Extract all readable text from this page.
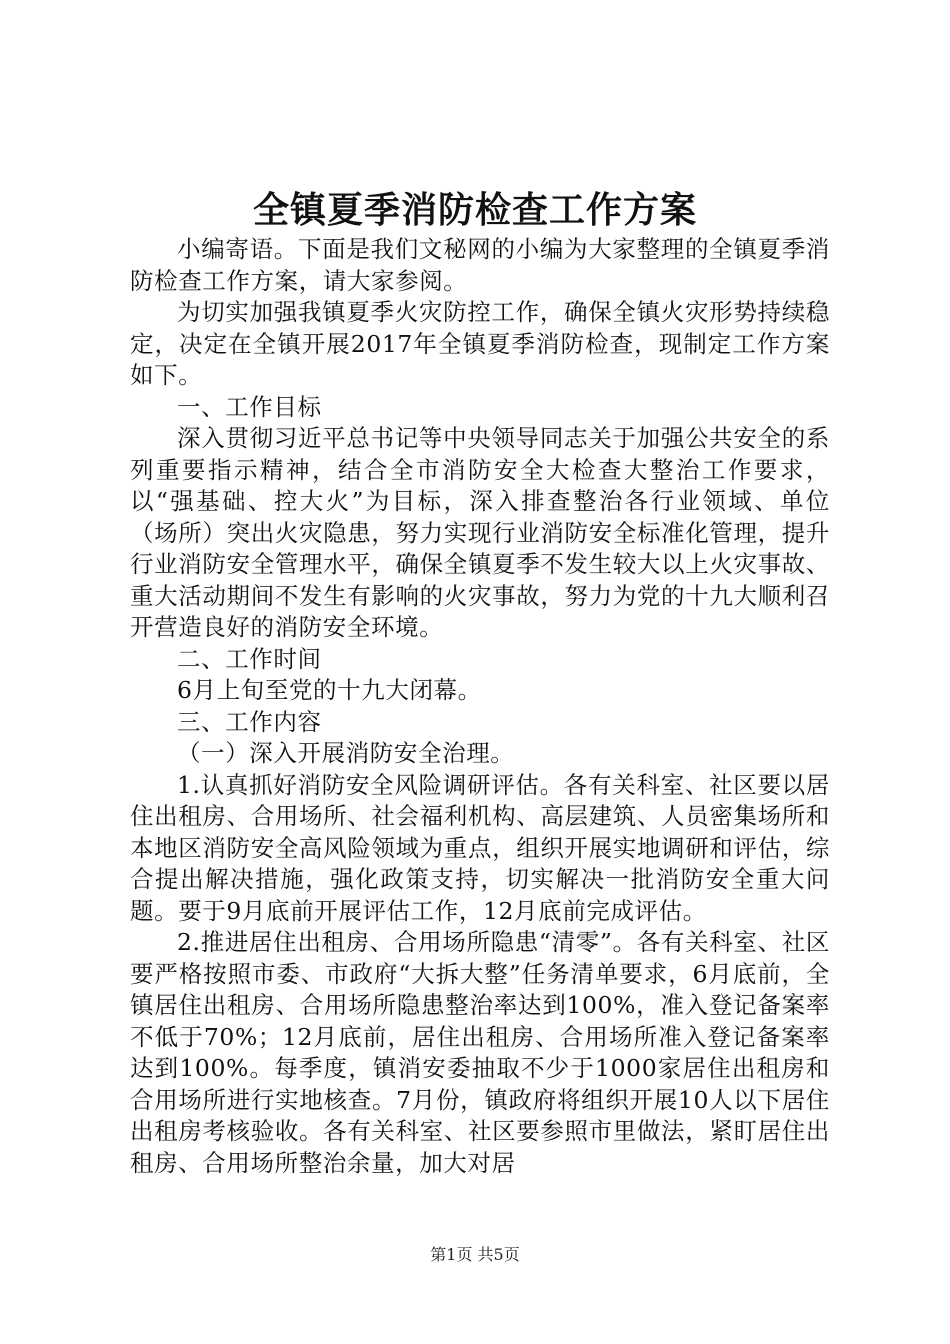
全镇夏季消防检查工作方案

小编寄语。下面是我们文秘网的小编为大家整理的全镇夏季消防检查工作方案，请大家参阅。

为切实加强我镇夏季火灾防控工作，确保全镇火灾形势持续稳定，决定在全镇开展2017年全镇夏季消防检查，现制定工作方案如下。

一、工作目标

深入贯彻习近平总书记等中央领导同志关于加强公共安全的系列重要指示精神，结合全市消防安全大检查大整治工作要求，以“强基础、控大火”为目标，深入排查整治各行业领域、单位（场所）突出火灾隐患，努力实现行业消防安全标准化管理，提升行业消防安全管理水平，确保全镇夏季不发生较大以上火灾事故、重大活动期间不发生有影响的火灾事故，努力为党的十九大顺利召开营造良好的消防安全环境。

二、工作时间

6月上旬至党的十九大闭幕。

三、工作内容

（一）深入开展消防安全治理。

1.认真抓好消防安全风险调研评估。各有关科室、社区要以居住出租房、合用场所、社会福利机构、高层建筑、人员密集场所和本地区消防安全高风险领域为重点，组织开展实地调研和评估，综合提出解决措施，强化政策支持，切实解决一批消防安全重大问题。要于9月底前开展评估工作，12月底前完成评估。

2.推进居住出租房、合用场所隐患“清零”。各有关科室、社区要严格按照市委、市政府“大拆大整”任务清单要求，6月底前，全镇居住出租房、合用场所隐患整治率达到100%，准入登记备案率不低于70%；12月底前，居住出租房、合用场所准入登记备案率达到100%。每季度，镇消安委抽取不少于1000家居住出租房和合用场所进行实地核查。7月份，镇政府将组织开展10人以下居住出租房考核验收。各有关科室、社区要参照市里做法，紧盯居住出租房、合用场所整治余量，加大对居

第1页 共5页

▸ **Your task**:
Leave out the pictures and restate everything else word for word.

▸ **Full solution**:
Extract all readable text from this page.
全镇夏季消防检查工作方案

小编寄语。下面是我们文秘网的小编为大家整理的全镇夏季消防检查工作方案，请大家参阅。

为切实加强我镇夏季火灾防控工作，确保全镇火灾形势持续稳定，决定在全镇开展2017年全镇夏季消防检查，现制定工作方案如下。

一、工作目标

深入贯彻习近平总书记等中央领导同志关于加强公共安全的系列重要指示精神，结合全市消防安全大检查大整治工作要求，以“强基础、控大火”为目标，深入排查整治各行业领域、单位（场所）突出火灾隐患，努力实现行业消防安全标准化管理，提升行业消防安全管理水平，确保全镇夏季不发生较大以上火灾事故、重大活动期间不发生有影响的火灾事故，努力为党的十九大顺利召开营造良好的消防安全环境。

二、工作时间

6月上旬至党的十九大闭幕。

三、工作内容

（一）深入开展消防安全治理。

1.认真抓好消防安全风险调研评估。各有关科室、社区要以居住出租房、合用场所、社会福利机构、高层建筑、人员密集场所和本地区消防安全高风险领域为重点，组织开展实地调研和评估，综合提出解决措施，强化政策支持，切实解决一批消防安全重大问题。要于9月底前开展评估工作，12月底前完成评估。

2.推进居住出租房、合用场所隐患“清零”。各有关科室、社区要严格按照市委、市政府“大拆大整”任务清单要求，6月底前，全镇居住出租房、合用场所隐患整治率达到100%，准入登记备案率不低于70%；12月底前，居住出租房、合用场所准入登记备案率达到100%。每季度，镇消安委抽取不少于1000家居住出租房和合用场所进行实地核查。7月份，镇政府将组织开展10人以下居住出租房考核验收。各有关科室、社区要参照市里做法，紧盯居住出租房、合用场所整治余量，加大对居

第1页 共5页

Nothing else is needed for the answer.